→ What you need to do
Write every line of the material out exactly as shown.

[Figure record extracts]
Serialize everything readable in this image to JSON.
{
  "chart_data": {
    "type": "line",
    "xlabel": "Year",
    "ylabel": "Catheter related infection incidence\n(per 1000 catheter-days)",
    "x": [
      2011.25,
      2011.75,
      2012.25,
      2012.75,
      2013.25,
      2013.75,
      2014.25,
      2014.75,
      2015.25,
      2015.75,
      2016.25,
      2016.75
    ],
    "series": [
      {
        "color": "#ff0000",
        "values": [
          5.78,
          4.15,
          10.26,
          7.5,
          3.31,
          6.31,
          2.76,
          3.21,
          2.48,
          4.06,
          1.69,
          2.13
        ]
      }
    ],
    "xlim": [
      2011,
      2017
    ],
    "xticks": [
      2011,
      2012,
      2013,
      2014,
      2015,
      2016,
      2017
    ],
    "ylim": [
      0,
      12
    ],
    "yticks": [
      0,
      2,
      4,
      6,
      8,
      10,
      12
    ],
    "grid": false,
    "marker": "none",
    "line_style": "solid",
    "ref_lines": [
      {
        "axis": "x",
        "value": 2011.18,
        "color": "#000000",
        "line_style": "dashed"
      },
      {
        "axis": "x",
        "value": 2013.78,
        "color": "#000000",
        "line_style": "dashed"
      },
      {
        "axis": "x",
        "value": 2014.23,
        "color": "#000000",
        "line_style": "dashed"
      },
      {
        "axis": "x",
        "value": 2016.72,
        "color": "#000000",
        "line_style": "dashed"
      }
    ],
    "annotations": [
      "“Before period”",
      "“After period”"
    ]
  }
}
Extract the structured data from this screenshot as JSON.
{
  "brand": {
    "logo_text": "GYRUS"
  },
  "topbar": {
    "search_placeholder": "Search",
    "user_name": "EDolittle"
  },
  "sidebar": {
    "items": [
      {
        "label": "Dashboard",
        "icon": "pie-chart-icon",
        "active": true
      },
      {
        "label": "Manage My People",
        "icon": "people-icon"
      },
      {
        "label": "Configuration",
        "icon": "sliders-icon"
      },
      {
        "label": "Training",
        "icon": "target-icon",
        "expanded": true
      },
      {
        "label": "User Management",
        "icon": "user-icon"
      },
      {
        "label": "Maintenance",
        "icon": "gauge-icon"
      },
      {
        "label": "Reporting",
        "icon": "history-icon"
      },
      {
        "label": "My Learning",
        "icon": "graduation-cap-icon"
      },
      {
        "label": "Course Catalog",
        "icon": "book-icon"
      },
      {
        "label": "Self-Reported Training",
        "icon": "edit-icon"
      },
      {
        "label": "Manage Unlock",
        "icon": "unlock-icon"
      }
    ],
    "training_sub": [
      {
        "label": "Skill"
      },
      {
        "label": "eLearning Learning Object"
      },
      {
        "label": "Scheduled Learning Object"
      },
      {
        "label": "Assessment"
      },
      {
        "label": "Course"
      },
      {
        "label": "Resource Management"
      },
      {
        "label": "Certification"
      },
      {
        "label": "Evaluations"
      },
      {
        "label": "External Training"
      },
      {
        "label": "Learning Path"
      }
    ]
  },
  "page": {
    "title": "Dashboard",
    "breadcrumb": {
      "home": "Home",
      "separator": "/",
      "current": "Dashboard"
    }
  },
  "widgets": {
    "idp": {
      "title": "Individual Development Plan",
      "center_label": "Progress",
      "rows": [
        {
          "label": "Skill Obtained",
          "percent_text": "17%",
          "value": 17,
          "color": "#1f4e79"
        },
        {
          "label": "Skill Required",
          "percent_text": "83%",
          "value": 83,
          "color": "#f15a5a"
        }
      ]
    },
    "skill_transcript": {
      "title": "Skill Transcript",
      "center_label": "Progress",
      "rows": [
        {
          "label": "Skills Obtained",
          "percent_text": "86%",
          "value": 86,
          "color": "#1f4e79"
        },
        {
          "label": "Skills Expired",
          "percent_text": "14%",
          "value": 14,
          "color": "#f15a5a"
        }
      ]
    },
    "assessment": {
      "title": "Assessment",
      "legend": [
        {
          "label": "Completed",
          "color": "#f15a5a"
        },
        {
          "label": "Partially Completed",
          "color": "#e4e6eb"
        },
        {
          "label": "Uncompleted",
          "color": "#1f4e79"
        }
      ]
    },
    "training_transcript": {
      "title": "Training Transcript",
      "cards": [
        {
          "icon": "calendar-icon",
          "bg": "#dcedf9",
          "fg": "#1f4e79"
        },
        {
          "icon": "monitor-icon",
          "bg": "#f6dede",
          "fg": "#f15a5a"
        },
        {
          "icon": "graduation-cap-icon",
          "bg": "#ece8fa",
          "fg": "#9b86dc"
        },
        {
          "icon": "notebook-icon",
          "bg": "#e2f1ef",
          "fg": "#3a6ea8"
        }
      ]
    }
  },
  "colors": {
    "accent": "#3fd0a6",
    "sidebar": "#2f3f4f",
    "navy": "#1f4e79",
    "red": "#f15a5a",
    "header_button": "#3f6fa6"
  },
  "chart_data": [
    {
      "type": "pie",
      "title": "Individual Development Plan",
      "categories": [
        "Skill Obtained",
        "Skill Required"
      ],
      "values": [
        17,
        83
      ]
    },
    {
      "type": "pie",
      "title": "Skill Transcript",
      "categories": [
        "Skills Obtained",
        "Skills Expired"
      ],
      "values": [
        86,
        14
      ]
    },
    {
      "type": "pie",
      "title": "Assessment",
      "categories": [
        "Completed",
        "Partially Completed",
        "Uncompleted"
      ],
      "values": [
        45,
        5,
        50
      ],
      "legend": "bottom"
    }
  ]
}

→ Final result
Serialize everything readable in this image to JSON.
{
  "chart_data": {
    "type": "line",
    "xlabel": "Year",
    "ylabel": "Catheter related infection incidence\n(per 1000 catheter-days)",
    "x": [
      2011.25,
      2011.75,
      2012.25,
      2012.75,
      2013.25,
      2013.75,
      2014.25,
      2014.75,
      2015.25,
      2015.75,
      2016.25,
      2016.75
    ],
    "series": [
      {
        "color": "#ff0000",
        "values": [
          5.78,
          4.15,
          10.26,
          7.5,
          3.31,
          6.31,
          2.76,
          3.21,
          2.48,
          4.06,
          1.69,
          2.13
        ]
      }
    ],
    "xlim": [
      2011,
      2017
    ],
    "xticks": [
      2011,
      2012,
      2013,
      2014,
      2015,
      2016,
      2017
    ],
    "ylim": [
      0,
      12
    ],
    "yticks": [
      0,
      2,
      4,
      6,
      8,
      10,
      12
    ],
    "grid": false,
    "marker": "none",
    "line_style": "solid",
    "ref_lines": [
      {
        "axis": "x",
        "value": 2011.18,
        "color": "#000000",
        "line_style": "dashed"
      },
      {
        "axis": "x",
        "value": 2013.78,
        "color": "#000000",
        "line_style": "dashed"
      },
      {
        "axis": "x",
        "value": 2014.23,
        "color": "#000000",
        "line_style": "dashed"
      },
      {
        "axis": "x",
        "value": 2016.72,
        "color": "#000000",
        "line_style": "dashed"
      }
    ],
    "annotations": [
      "“Before period”",
      "“After period”"
    ]
  }
}
Extract the structured data from this screenshot as JSON.
{
  "brand": {
    "logo_text": "GYRUS"
  },
  "topbar": {
    "search_placeholder": "Search",
    "user_name": "EDolittle"
  },
  "sidebar": {
    "items": [
      {
        "label": "Dashboard",
        "icon": "pie-chart-icon",
        "active": true
      },
      {
        "label": "Manage My People",
        "icon": "people-icon"
      },
      {
        "label": "Configuration",
        "icon": "sliders-icon"
      },
      {
        "label": "Training",
        "icon": "target-icon",
        "expanded": true
      },
      {
        "label": "User Management",
        "icon": "user-icon"
      },
      {
        "label": "Maintenance",
        "icon": "gauge-icon"
      },
      {
        "label": "Reporting",
        "icon": "history-icon"
      },
      {
        "label": "My Learning",
        "icon": "graduation-cap-icon"
      },
      {
        "label": "Course Catalog",
        "icon": "book-icon"
      },
      {
        "label": "Self-Reported Training",
        "icon": "edit-icon"
      },
      {
        "label": "Manage Unlock",
        "icon": "unlock-icon"
      }
    ],
    "training_sub": [
      {
        "label": "Skill"
      },
      {
        "label": "eLearning Learning Object"
      },
      {
        "label": "Scheduled Learning Object"
      },
      {
        "label": "Assessment"
      },
      {
        "label": "Course"
      },
      {
        "label": "Resource Management"
      },
      {
        "label": "Certification"
      },
      {
        "label": "Evaluations"
      },
      {
        "label": "External Training"
      },
      {
        "label": "Learning Path"
      }
    ]
  },
  "page": {
    "title": "Dashboard",
    "breadcrumb": {
      "home": "Home",
      "separator": "/",
      "current": "Dashboard"
    }
  },
  "widgets": {
    "idp": {
      "title": "Individual Development Plan",
      "center_label": "Progress",
      "rows": [
        {
          "label": "Skill Obtained",
          "percent_text": "17%",
          "value": 17,
          "color": "#1f4e79"
        },
        {
          "label": "Skill Required",
          "percent_text": "83%",
          "value": 83,
          "color": "#f15a5a"
        }
      ]
    },
    "skill_transcript": {
      "title": "Skill Transcript",
      "center_label": "Progress",
      "rows": [
        {
          "label": "Skills Obtained",
          "percent_text": "86%",
          "value": 86,
          "color": "#1f4e79"
        },
        {
          "label": "Skills Expired",
          "percent_text": "14%",
          "value": 14,
          "color": "#f15a5a"
        }
      ]
    },
    "assessment": {
      "title": "Assessment",
      "legend": [
        {
          "label": "Completed",
          "color": "#f15a5a"
        },
        {
          "label": "Partially Completed",
          "color": "#e4e6eb"
        },
        {
          "label": "Uncompleted",
          "color": "#1f4e79"
        }
      ]
    },
    "training_transcript": {
      "title": "Training Transcript",
      "cards": [
        {
          "icon": "calendar-icon",
          "bg": "#dcedf9",
          "fg": "#1f4e79"
        },
        {
          "icon": "monitor-icon",
          "bg": "#f6dede",
          "fg": "#f15a5a"
        },
        {
          "icon": "graduation-cap-icon",
          "bg": "#ece8fa",
          "fg": "#9b86dc"
        },
        {
          "icon": "notebook-icon",
          "bg": "#e2f1ef",
          "fg": "#3a6ea8"
        }
      ]
    }
  },
  "colors": {
    "accent": "#3fd0a6",
    "sidebar": "#2f3f4f",
    "navy": "#1f4e79",
    "red": "#f15a5a",
    "header_button": "#3f6fa6"
  },
  "chart_data": [
    {
      "type": "pie",
      "title": "Individual Development Plan",
      "categories": [
        "Skill Obtained",
        "Skill Required"
      ],
      "values": [
        17,
        83
      ]
    },
    {
      "type": "pie",
      "title": "Skill Transcript",
      "categories": [
        "Skills Obtained",
        "Skills Expired"
      ],
      "values": [
        86,
        14
      ]
    },
    {
      "type": "pie",
      "title": "Assessment",
      "categories": [
        "Completed",
        "Partially Completed",
        "Uncompleted"
      ],
      "values": [
        45,
        5,
        50
      ],
      "legend": "bottom"
    }
  ]
}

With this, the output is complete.